───── Records for the task ─────

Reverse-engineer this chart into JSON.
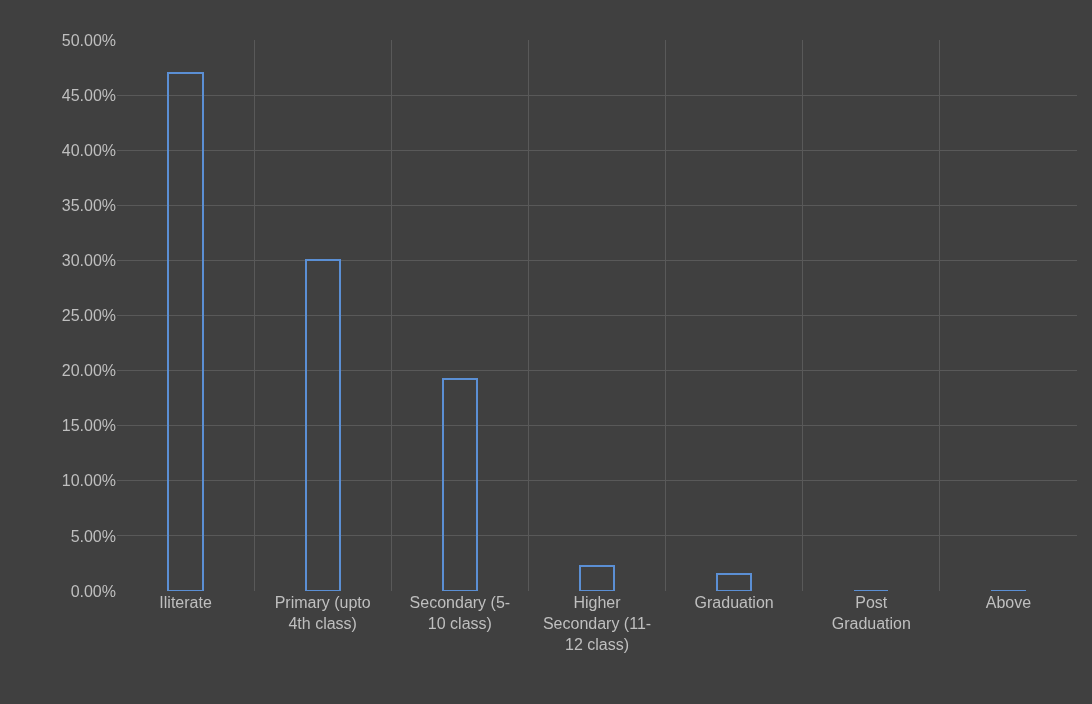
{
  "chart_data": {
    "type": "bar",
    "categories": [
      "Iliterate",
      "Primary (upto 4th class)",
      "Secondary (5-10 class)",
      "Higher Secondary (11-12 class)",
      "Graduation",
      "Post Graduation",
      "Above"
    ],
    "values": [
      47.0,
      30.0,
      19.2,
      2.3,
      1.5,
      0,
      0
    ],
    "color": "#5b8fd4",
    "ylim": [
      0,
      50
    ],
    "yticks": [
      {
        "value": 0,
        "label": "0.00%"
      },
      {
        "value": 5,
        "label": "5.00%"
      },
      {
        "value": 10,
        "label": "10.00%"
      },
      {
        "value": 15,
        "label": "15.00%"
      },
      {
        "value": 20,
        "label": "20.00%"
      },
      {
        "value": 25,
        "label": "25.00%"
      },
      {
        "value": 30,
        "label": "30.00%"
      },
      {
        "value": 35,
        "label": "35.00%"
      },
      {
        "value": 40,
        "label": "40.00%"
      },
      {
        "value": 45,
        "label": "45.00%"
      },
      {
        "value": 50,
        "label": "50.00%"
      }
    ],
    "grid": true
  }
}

─────

Direction:
The material above holds pictures; copy everything else in it exactly.

Correct result:
Reverse-engineer this chart into JSON.
{
  "chart_data": {
    "type": "bar",
    "categories": [
      "Iliterate",
      "Primary (upto 4th class)",
      "Secondary (5-10 class)",
      "Higher Secondary (11-12 class)",
      "Graduation",
      "Post Graduation",
      "Above"
    ],
    "values": [
      47.0,
      30.0,
      19.2,
      2.3,
      1.5,
      0,
      0
    ],
    "color": "#5b8fd4",
    "ylim": [
      0,
      50
    ],
    "yticks": [
      {
        "value": 0,
        "label": "0.00%"
      },
      {
        "value": 5,
        "label": "5.00%"
      },
      {
        "value": 10,
        "label": "10.00%"
      },
      {
        "value": 15,
        "label": "15.00%"
      },
      {
        "value": 20,
        "label": "20.00%"
      },
      {
        "value": 25,
        "label": "25.00%"
      },
      {
        "value": 30,
        "label": "30.00%"
      },
      {
        "value": 35,
        "label": "35.00%"
      },
      {
        "value": 40,
        "label": "40.00%"
      },
      {
        "value": 45,
        "label": "45.00%"
      },
      {
        "value": 50,
        "label": "50.00%"
      }
    ],
    "grid": true
  }
}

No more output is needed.